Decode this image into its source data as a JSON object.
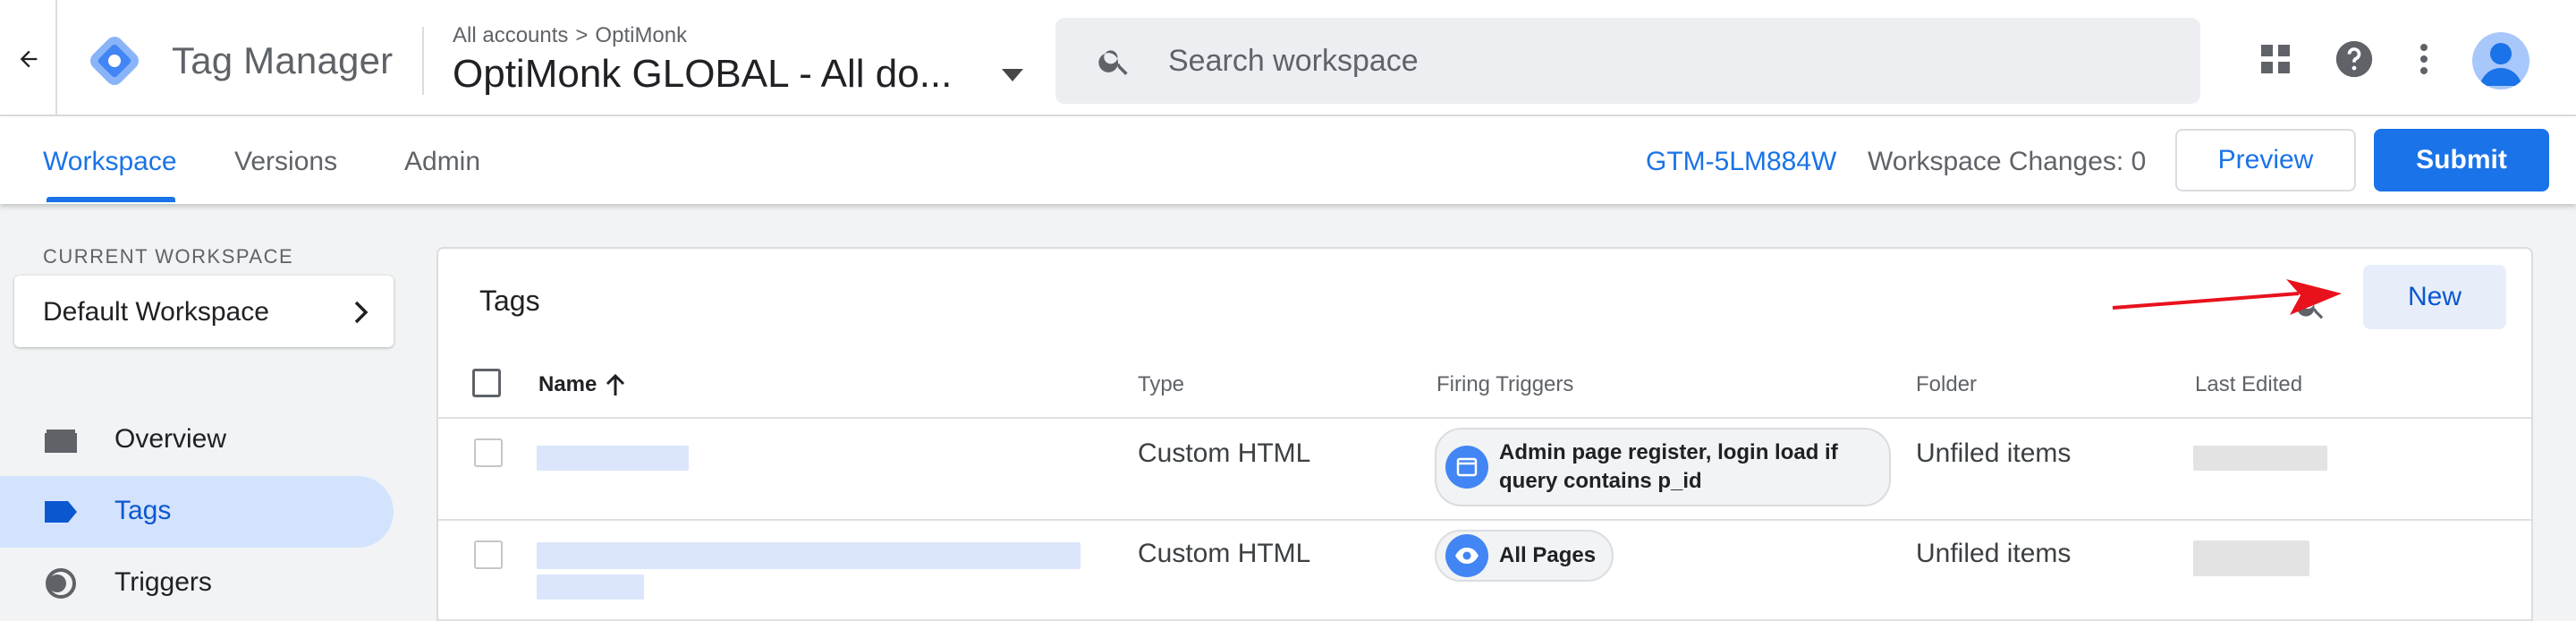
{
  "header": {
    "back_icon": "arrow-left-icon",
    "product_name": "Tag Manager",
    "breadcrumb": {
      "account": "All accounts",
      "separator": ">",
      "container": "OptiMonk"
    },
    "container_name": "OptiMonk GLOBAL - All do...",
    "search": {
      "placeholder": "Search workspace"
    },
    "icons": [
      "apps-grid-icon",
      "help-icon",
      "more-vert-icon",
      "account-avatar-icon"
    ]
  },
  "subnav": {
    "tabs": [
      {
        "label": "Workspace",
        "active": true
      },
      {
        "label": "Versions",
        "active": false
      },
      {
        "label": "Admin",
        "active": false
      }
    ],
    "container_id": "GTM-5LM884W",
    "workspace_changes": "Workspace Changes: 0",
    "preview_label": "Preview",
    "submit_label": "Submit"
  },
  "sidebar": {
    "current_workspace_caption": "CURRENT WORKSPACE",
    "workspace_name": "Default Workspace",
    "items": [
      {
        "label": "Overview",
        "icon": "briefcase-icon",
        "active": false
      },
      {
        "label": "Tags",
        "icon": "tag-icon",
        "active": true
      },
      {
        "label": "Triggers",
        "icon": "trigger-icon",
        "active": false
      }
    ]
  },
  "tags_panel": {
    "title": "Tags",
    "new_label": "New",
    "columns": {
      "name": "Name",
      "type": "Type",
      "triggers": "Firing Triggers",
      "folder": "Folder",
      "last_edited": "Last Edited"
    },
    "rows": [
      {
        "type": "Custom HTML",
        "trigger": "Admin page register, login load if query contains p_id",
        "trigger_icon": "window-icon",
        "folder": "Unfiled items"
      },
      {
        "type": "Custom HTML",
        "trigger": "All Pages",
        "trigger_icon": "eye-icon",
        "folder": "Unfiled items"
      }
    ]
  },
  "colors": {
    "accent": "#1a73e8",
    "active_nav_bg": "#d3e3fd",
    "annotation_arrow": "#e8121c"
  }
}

_What you have to do_
Transcribe the whole listing, character for character, but not its images.

_Task solution_
Decode this image into its source data as a JSON object.
{
  "header": {
    "back_icon": "arrow-left-icon",
    "product_name": "Tag Manager",
    "breadcrumb": {
      "account": "All accounts",
      "separator": ">",
      "container": "OptiMonk"
    },
    "container_name": "OptiMonk GLOBAL - All do...",
    "search": {
      "placeholder": "Search workspace"
    },
    "icons": [
      "apps-grid-icon",
      "help-icon",
      "more-vert-icon",
      "account-avatar-icon"
    ]
  },
  "subnav": {
    "tabs": [
      {
        "label": "Workspace",
        "active": true
      },
      {
        "label": "Versions",
        "active": false
      },
      {
        "label": "Admin",
        "active": false
      }
    ],
    "container_id": "GTM-5LM884W",
    "workspace_changes": "Workspace Changes: 0",
    "preview_label": "Preview",
    "submit_label": "Submit"
  },
  "sidebar": {
    "current_workspace_caption": "CURRENT WORKSPACE",
    "workspace_name": "Default Workspace",
    "items": [
      {
        "label": "Overview",
        "icon": "briefcase-icon",
        "active": false
      },
      {
        "label": "Tags",
        "icon": "tag-icon",
        "active": true
      },
      {
        "label": "Triggers",
        "icon": "trigger-icon",
        "active": false
      }
    ]
  },
  "tags_panel": {
    "title": "Tags",
    "new_label": "New",
    "columns": {
      "name": "Name",
      "type": "Type",
      "triggers": "Firing Triggers",
      "folder": "Folder",
      "last_edited": "Last Edited"
    },
    "rows": [
      {
        "type": "Custom HTML",
        "trigger": "Admin page register, login load if query contains p_id",
        "trigger_icon": "window-icon",
        "folder": "Unfiled items"
      },
      {
        "type": "Custom HTML",
        "trigger": "All Pages",
        "trigger_icon": "eye-icon",
        "folder": "Unfiled items"
      }
    ]
  },
  "colors": {
    "accent": "#1a73e8",
    "active_nav_bg": "#d3e3fd",
    "annotation_arrow": "#e8121c"
  }
}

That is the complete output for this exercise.